→ **Stored items**
——————————
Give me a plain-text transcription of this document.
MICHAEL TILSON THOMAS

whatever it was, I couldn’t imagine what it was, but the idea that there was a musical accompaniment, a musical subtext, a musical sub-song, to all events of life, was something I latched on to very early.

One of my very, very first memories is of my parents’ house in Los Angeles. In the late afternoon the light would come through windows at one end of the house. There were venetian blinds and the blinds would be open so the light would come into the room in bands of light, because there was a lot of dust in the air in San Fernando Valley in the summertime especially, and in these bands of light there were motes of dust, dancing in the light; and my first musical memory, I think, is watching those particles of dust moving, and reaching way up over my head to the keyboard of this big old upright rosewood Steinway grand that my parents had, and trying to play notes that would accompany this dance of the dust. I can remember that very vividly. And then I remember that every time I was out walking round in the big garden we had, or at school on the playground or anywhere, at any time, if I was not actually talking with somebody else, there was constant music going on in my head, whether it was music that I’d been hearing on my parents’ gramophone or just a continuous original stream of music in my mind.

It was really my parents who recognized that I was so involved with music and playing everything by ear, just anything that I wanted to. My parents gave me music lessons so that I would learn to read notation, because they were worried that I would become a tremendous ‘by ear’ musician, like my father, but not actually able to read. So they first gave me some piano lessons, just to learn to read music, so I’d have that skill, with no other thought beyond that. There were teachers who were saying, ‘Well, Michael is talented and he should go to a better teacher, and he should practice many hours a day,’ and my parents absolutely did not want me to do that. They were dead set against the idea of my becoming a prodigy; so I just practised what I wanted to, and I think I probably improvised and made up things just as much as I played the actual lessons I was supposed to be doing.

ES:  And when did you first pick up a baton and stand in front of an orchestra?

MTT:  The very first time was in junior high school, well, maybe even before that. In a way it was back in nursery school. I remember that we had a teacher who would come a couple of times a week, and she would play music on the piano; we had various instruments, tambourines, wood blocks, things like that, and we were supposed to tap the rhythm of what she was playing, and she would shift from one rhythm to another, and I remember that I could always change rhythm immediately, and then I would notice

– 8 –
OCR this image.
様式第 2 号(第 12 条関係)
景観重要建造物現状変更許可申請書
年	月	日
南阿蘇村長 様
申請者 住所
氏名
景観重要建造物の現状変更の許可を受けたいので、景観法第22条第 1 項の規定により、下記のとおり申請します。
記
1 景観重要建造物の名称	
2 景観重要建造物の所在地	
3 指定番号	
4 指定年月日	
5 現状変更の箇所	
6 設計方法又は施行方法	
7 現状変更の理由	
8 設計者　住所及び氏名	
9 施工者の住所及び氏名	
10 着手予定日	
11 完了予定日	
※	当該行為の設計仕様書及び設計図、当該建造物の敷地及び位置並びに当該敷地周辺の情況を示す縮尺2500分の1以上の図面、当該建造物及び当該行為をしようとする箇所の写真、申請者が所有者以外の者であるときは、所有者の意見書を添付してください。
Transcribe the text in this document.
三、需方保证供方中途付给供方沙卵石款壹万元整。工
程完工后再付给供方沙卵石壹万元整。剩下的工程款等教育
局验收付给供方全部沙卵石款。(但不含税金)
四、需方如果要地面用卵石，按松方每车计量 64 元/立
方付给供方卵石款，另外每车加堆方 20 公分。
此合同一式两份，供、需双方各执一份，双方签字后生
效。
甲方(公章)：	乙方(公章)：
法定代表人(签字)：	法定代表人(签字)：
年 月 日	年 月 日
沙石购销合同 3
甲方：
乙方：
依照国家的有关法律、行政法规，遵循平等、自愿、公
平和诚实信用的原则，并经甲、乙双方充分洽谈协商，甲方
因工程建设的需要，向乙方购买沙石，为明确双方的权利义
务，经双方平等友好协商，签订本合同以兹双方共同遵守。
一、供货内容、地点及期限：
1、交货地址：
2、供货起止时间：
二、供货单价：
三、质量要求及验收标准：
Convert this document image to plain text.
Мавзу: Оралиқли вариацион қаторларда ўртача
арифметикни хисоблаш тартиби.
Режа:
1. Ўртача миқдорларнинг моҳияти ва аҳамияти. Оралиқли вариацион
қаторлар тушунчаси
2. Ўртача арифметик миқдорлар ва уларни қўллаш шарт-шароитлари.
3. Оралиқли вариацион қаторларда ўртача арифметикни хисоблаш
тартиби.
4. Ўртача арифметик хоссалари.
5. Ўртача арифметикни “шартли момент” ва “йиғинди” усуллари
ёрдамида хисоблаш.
——————————
Pick out and copy the lines of the material that include the word "what".

whatever it was, I couldn’t imagine what it was, but the idea that there was a musical accompaniment, a musical subtext, a musical sub-song, to all events of life, was something I latched on to very early.
It was really my parents who recognized that I was so involved with music and playing everything by ear, just anything that I wanted to. My parents gave me music lessons so that I would learn to read notation, because they were worried that I would become a tremendous ‘by ear’ musician, like my father, but not actually able to read. So they first gave me some piano lessons, just to learn to read music, so I’d have that skill, with no other thought beyond that. There were teachers who were saying, ‘Well, Michael is talented and he should go to a better teacher, and he should practice many hours a day,’ and my parents absolutely did not want me to do that. They were dead set against the idea of my becoming a prodigy; so I just practised what I wanted to, and I think I probably improvised and made up things just as much as I played the actual lessons I was supposed to be doing.
MTT:  The very first time was in junior high school, well, maybe even before that. In a way it was back in nursery school. I remember that we had a teacher who would come a couple of times a week, and she would play music on the piano; we had various instruments, tambourines, wood blocks, things like that, and we were supposed to tap the rhythm of what she was playing, and she would shift from one rhythm to another, and I remember that I could always change rhythm immediately, and then I would notice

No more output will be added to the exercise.